Provided information:

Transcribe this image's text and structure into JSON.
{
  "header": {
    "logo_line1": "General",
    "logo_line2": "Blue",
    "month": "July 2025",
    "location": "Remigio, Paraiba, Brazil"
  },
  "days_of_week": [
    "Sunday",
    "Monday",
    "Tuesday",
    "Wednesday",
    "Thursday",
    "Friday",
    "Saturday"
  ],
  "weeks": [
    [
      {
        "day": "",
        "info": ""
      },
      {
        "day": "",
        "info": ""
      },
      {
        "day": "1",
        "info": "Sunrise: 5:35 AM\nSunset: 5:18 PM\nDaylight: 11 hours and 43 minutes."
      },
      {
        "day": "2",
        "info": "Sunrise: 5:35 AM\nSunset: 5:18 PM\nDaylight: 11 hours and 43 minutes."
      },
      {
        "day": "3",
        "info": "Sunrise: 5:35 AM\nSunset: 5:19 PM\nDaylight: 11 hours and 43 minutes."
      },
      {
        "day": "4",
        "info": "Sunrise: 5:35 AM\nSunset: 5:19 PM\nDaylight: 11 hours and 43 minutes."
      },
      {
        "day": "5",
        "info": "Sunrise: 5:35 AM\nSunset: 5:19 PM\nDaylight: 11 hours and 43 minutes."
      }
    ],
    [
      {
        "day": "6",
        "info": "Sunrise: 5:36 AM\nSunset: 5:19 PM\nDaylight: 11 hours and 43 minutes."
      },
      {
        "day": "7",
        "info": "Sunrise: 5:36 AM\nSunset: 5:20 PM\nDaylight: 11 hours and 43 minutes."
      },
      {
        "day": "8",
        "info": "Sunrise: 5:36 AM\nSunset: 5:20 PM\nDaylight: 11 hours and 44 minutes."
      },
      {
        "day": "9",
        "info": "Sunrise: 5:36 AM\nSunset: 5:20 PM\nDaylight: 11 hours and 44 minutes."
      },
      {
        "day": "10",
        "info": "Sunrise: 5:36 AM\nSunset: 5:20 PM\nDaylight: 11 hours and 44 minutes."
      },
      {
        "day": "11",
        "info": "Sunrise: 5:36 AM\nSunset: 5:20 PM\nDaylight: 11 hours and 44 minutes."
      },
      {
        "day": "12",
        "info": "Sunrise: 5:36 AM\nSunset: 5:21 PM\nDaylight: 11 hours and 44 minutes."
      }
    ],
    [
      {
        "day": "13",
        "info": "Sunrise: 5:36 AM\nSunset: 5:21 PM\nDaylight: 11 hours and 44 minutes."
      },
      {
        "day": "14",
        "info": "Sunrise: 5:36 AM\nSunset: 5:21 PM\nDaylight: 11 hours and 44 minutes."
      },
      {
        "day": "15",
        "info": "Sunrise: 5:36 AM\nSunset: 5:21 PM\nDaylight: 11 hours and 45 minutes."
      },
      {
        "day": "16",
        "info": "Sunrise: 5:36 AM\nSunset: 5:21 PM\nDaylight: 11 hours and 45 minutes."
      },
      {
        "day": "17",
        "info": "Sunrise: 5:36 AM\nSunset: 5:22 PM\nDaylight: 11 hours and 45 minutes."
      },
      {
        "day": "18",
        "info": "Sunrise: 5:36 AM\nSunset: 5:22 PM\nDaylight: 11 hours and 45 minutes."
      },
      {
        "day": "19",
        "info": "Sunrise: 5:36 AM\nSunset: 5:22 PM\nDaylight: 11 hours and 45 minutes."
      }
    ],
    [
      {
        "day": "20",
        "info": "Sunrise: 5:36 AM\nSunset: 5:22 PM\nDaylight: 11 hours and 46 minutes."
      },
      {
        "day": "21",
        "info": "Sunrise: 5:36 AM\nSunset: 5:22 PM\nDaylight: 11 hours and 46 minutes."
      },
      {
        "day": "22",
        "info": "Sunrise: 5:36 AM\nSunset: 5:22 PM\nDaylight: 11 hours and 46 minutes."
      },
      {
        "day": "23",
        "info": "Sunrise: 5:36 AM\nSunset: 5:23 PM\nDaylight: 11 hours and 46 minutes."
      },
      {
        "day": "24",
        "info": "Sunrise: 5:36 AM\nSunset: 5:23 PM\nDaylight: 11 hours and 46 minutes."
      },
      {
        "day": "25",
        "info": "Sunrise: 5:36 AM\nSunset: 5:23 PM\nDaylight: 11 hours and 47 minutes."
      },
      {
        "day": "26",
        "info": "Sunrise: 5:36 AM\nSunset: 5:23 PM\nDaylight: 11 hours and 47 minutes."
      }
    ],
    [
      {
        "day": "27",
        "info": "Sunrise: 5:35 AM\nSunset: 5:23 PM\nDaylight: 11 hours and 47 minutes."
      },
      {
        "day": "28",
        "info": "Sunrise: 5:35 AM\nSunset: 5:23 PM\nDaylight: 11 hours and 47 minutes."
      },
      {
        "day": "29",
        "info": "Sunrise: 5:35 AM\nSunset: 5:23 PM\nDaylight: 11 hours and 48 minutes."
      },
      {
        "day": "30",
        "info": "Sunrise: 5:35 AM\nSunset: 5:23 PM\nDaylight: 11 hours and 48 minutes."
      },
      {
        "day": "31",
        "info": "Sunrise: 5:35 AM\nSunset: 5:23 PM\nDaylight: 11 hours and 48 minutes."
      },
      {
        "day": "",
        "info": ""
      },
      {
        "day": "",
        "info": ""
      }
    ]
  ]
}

Do this: Give all the records again. Match them exactly.

Final result:
Transcribe this image's text and structure into JSON.
{
  "header": {
    "logo_line1": "General",
    "logo_line2": "Blue",
    "month": "July 2025",
    "location": "Remigio, Paraiba, Brazil"
  },
  "days_of_week": [
    "Sunday",
    "Monday",
    "Tuesday",
    "Wednesday",
    "Thursday",
    "Friday",
    "Saturday"
  ],
  "weeks": [
    [
      {
        "day": "",
        "info": ""
      },
      {
        "day": "",
        "info": ""
      },
      {
        "day": "1",
        "info": "Sunrise: 5:35 AM\nSunset: 5:18 PM\nDaylight: 11 hours and 43 minutes."
      },
      {
        "day": "2",
        "info": "Sunrise: 5:35 AM\nSunset: 5:18 PM\nDaylight: 11 hours and 43 minutes."
      },
      {
        "day": "3",
        "info": "Sunrise: 5:35 AM\nSunset: 5:19 PM\nDaylight: 11 hours and 43 minutes."
      },
      {
        "day": "4",
        "info": "Sunrise: 5:35 AM\nSunset: 5:19 PM\nDaylight: 11 hours and 43 minutes."
      },
      {
        "day": "5",
        "info": "Sunrise: 5:35 AM\nSunset: 5:19 PM\nDaylight: 11 hours and 43 minutes."
      }
    ],
    [
      {
        "day": "6",
        "info": "Sunrise: 5:36 AM\nSunset: 5:19 PM\nDaylight: 11 hours and 43 minutes."
      },
      {
        "day": "7",
        "info": "Sunrise: 5:36 AM\nSunset: 5:20 PM\nDaylight: 11 hours and 43 minutes."
      },
      {
        "day": "8",
        "info": "Sunrise: 5:36 AM\nSunset: 5:20 PM\nDaylight: 11 hours and 44 minutes."
      },
      {
        "day": "9",
        "info": "Sunrise: 5:36 AM\nSunset: 5:20 PM\nDaylight: 11 hours and 44 minutes."
      },
      {
        "day": "10",
        "info": "Sunrise: 5:36 AM\nSunset: 5:20 PM\nDaylight: 11 hours and 44 minutes."
      },
      {
        "day": "11",
        "info": "Sunrise: 5:36 AM\nSunset: 5:20 PM\nDaylight: 11 hours and 44 minutes."
      },
      {
        "day": "12",
        "info": "Sunrise: 5:36 AM\nSunset: 5:21 PM\nDaylight: 11 hours and 44 minutes."
      }
    ],
    [
      {
        "day": "13",
        "info": "Sunrise: 5:36 AM\nSunset: 5:21 PM\nDaylight: 11 hours and 44 minutes."
      },
      {
        "day": "14",
        "info": "Sunrise: 5:36 AM\nSunset: 5:21 PM\nDaylight: 11 hours and 44 minutes."
      },
      {
        "day": "15",
        "info": "Sunrise: 5:36 AM\nSunset: 5:21 PM\nDaylight: 11 hours and 45 minutes."
      },
      {
        "day": "16",
        "info": "Sunrise: 5:36 AM\nSunset: 5:21 PM\nDaylight: 11 hours and 45 minutes."
      },
      {
        "day": "17",
        "info": "Sunrise: 5:36 AM\nSunset: 5:22 PM\nDaylight: 11 hours and 45 minutes."
      },
      {
        "day": "18",
        "info": "Sunrise: 5:36 AM\nSunset: 5:22 PM\nDaylight: 11 hours and 45 minutes."
      },
      {
        "day": "19",
        "info": "Sunrise: 5:36 AM\nSunset: 5:22 PM\nDaylight: 11 hours and 45 minutes."
      }
    ],
    [
      {
        "day": "20",
        "info": "Sunrise: 5:36 AM\nSunset: 5:22 PM\nDaylight: 11 hours and 46 minutes."
      },
      {
        "day": "21",
        "info": "Sunrise: 5:36 AM\nSunset: 5:22 PM\nDaylight: 11 hours and 46 minutes."
      },
      {
        "day": "22",
        "info": "Sunrise: 5:36 AM\nSunset: 5:22 PM\nDaylight: 11 hours and 46 minutes."
      },
      {
        "day": "23",
        "info": "Sunrise: 5:36 AM\nSunset: 5:23 PM\nDaylight: 11 hours and 46 minutes."
      },
      {
        "day": "24",
        "info": "Sunrise: 5:36 AM\nSunset: 5:23 PM\nDaylight: 11 hours and 46 minutes."
      },
      {
        "day": "25",
        "info": "Sunrise: 5:36 AM\nSunset: 5:23 PM\nDaylight: 11 hours and 47 minutes."
      },
      {
        "day": "26",
        "info": "Sunrise: 5:36 AM\nSunset: 5:23 PM\nDaylight: 11 hours and 47 minutes."
      }
    ],
    [
      {
        "day": "27",
        "info": "Sunrise: 5:35 AM\nSunset: 5:23 PM\nDaylight: 11 hours and 47 minutes."
      },
      {
        "day": "28",
        "info": "Sunrise: 5:35 AM\nSunset: 5:23 PM\nDaylight: 11 hours and 47 minutes."
      },
      {
        "day": "29",
        "info": "Sunrise: 5:35 AM\nSunset: 5:23 PM\nDaylight: 11 hours and 48 minutes."
      },
      {
        "day": "30",
        "info": "Sunrise: 5:35 AM\nSunset: 5:23 PM\nDaylight: 11 hours and 48 minutes."
      },
      {
        "day": "31",
        "info": "Sunrise: 5:35 AM\nSunset: 5:23 PM\nDaylight: 11 hours and 48 minutes."
      },
      {
        "day": "",
        "info": ""
      },
      {
        "day": "",
        "info": ""
      }
    ]
  ]
}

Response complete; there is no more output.